> [STATED GOAL] Leave out the pictures, then reproduce the rest of the material exactly.
[begin EXTRACTED DATA]
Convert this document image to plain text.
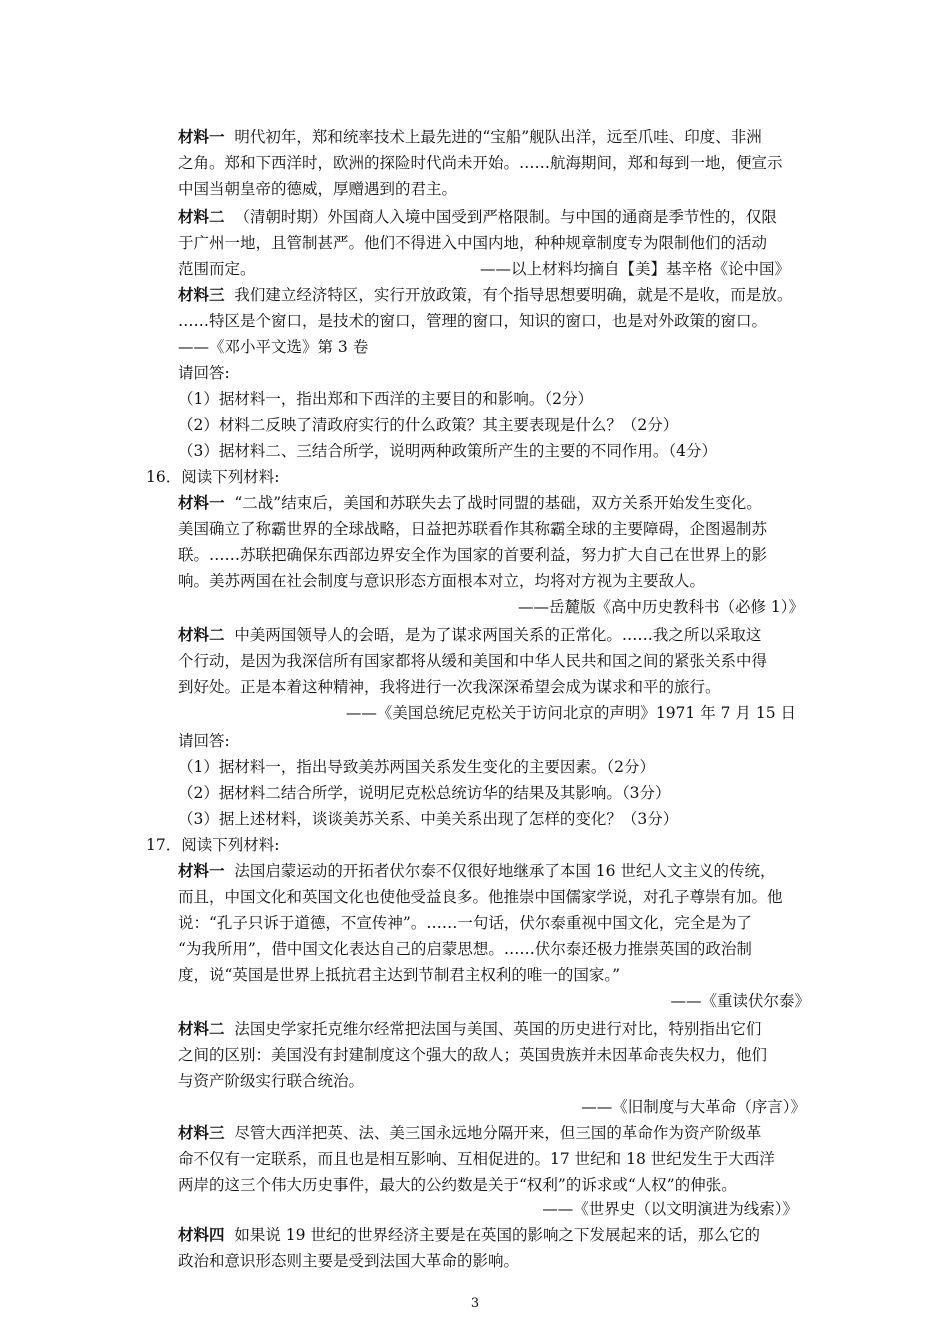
材料一 明代初年，郑和统率技术上最先进的“宝船”舰队出洋，远至爪哇、印度、非洲
之角。郑和下西洋时，欧洲的探险时代尚未开始。……航海期间，郑和每到一地，便宣示
中国当朝皇帝的德威，厚赠遇到的君主。
材料二 （清朝时期）外国商人入境中国受到严格限制。与中国的通商是季节性的，仅限
于广州一地，且管制甚严。他们不得进入中国内地，种种规章制度专为限制他们的活动
范围而定。	——以上材料均摘自【美】基辛格《论中国》
材料三 我们建立经济特区，实行开放政策，有个指导思想要明确，就是不是收，而是放。
……特区是个窗口，是技术的窗口，管理的窗口，知识的窗口，也是对外政策的窗口。
——《邓小平文选》第 3 卷
请回答:
（1）据材料一，指出郑和下西洋的主要目的和影响。（2分）
（2）材料二反映了清政府实行的什么政策？其主要表现是什么？（2分）
（3）据材料二、三结合所学，说明两种政策所产生的主要的不同作用。（4分）
16．阅读下列材料:
材料一 “二战”结束后，美国和苏联失去了战时同盟的基础，双方关系开始发生变化。
美国确立了称霸世界的全球战略，日益把苏联看作其称霸全球的主要障碍，企图遏制苏
联。……苏联把确保东西部边界安全作为国家的首要利益，努力扩大自己在世界上的影
响。美苏两国在社会制度与意识形态方面根本对立，均将对方视为主要敌人。
——岳麓版《高中历史教科书（必修 1）》
材料二 中美两国领导人的会晤，是为了谋求两国关系的正常化。……我之所以采取这
个行动，是因为我深信所有国家都将从缓和美国和中华人民共和国之间的紧张关系中得
到好处。正是本着这种精神，我将进行一次我深深希望会成为谋求和平的旅行。
——《美国总统尼克松关于访问北京的声明》1971 年 7 月 15 日
请回答:
（1）据材料一，指出导致美苏两国关系发生变化的主要因素。（2分）
（2）据材料二结合所学，说明尼克松总统访华的结果及其影响。（3分）
（3）据上述材料，谈谈美苏关系、中美关系出现了怎样的变化？（3分）
17．阅读下列材料:
材料一 法国启蒙运动的开拓者伏尔泰不仅很好地继承了本国 16 世纪人文主义的传统，
而且，中国文化和英国文化也使他受益良多。他推崇中国儒家学说，对孔子尊崇有加。他
说：“孔子只诉于道德，不宣传神”。……一句话，伏尔泰重视中国文化，完全是为了
“为我所用”，借中国文化表达自己的启蒙思想。……伏尔泰还极力推崇英国的政治制
度，说“英国是世界上抵抗君主达到节制君主权利的唯一的国家。”
——《重读伏尔泰》
材料二 法国史学家托克维尔经常把法国与美国、英国的历史进行对比，特别指出它们
之间的区别：美国没有封建制度这个强大的敌人；英国贵族并未因革命丧失权力，他们
与资产阶级实行联合统治。
——《旧制度与大革命（序言）》
材料三 尽管大西洋把英、法、美三国永远地分隔开来，但三国的革命作为资产阶级革
命不仅有一定联系，而且也是相互影响、互相促进的。17 世纪和 18 世纪发生于大西洋
两岸的这三个伟大历史事件，最大的公约数是关于“权利”的诉求或“人权”的伸张。
——《世界史（以文明演进为线索）》
材料四 如果说 19 世纪的世界经济主要是在英国的影响之下发展起来的话，那么它的
政治和意识形态则主要是受到法国大革命的影响。
3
[end EXTRACTED DATA]
> [RESULT FOR THIS TASK]
Convert this document image to plain text.
材料一 明代初年，郑和统率技术上最先进的“宝船”舰队出洋，远至爪哇、印度、非洲
之角。郑和下西洋时，欧洲的探险时代尚未开始。……航海期间，郑和每到一地，便宣示
中国当朝皇帝的德威，厚赠遇到的君主。
材料二 （清朝时期）外国商人入境中国受到严格限制。与中国的通商是季节性的，仅限
于广州一地，且管制甚严。他们不得进入中国内地，种种规章制度专为限制他们的活动
范围而定。	——以上材料均摘自【美】基辛格《论中国》
材料三 我们建立经济特区，实行开放政策，有个指导思想要明确，就是不是收，而是放。
……特区是个窗口，是技术的窗口，管理的窗口，知识的窗口，也是对外政策的窗口。
——《邓小平文选》第 3 卷
请回答:
（1）据材料一，指出郑和下西洋的主要目的和影响。（2分）
（2）材料二反映了清政府实行的什么政策？其主要表现是什么？（2分）
（3）据材料二、三结合所学，说明两种政策所产生的主要的不同作用。（4分）
16．阅读下列材料:
材料一 “二战”结束后，美国和苏联失去了战时同盟的基础，双方关系开始发生变化。
美国确立了称霸世界的全球战略，日益把苏联看作其称霸全球的主要障碍，企图遏制苏
联。……苏联把确保东西部边界安全作为国家的首要利益，努力扩大自己在世界上的影
响。美苏两国在社会制度与意识形态方面根本对立，均将对方视为主要敌人。
——岳麓版《高中历史教科书（必修 1）》
材料二 中美两国领导人的会晤，是为了谋求两国关系的正常化。……我之所以采取这
个行动，是因为我深信所有国家都将从缓和美国和中华人民共和国之间的紧张关系中得
到好处。正是本着这种精神，我将进行一次我深深希望会成为谋求和平的旅行。
——《美国总统尼克松关于访问北京的声明》1971 年 7 月 15 日
请回答:
（1）据材料一，指出导致美苏两国关系发生变化的主要因素。（2分）
（2）据材料二结合所学，说明尼克松总统访华的结果及其影响。（3分）
（3）据上述材料，谈谈美苏关系、中美关系出现了怎样的变化？（3分）
17．阅读下列材料:
材料一 法国启蒙运动的开拓者伏尔泰不仅很好地继承了本国 16 世纪人文主义的传统，
而且，中国文化和英国文化也使他受益良多。他推崇中国儒家学说，对孔子尊崇有加。他
说：“孔子只诉于道德，不宣传神”。……一句话，伏尔泰重视中国文化，完全是为了
“为我所用”，借中国文化表达自己的启蒙思想。……伏尔泰还极力推崇英国的政治制
度，说“英国是世界上抵抗君主达到节制君主权利的唯一的国家。”
——《重读伏尔泰》
材料二 法国史学家托克维尔经常把法国与美国、英国的历史进行对比，特别指出它们
之间的区别：美国没有封建制度这个强大的敌人；英国贵族并未因革命丧失权力，他们
与资产阶级实行联合统治。
——《旧制度与大革命（序言）》
材料三 尽管大西洋把英、法、美三国永远地分隔开来，但三国的革命作为资产阶级革
命不仅有一定联系，而且也是相互影响、互相促进的。17 世纪和 18 世纪发生于大西洋
两岸的这三个伟大历史事件，最大的公约数是关于“权利”的诉求或“人权”的伸张。
——《世界史（以文明演进为线索）》
材料四 如果说 19 世纪的世界经济主要是在英国的影响之下发展起来的话，那么它的
政治和意识形态则主要是受到法国大革命的影响。
3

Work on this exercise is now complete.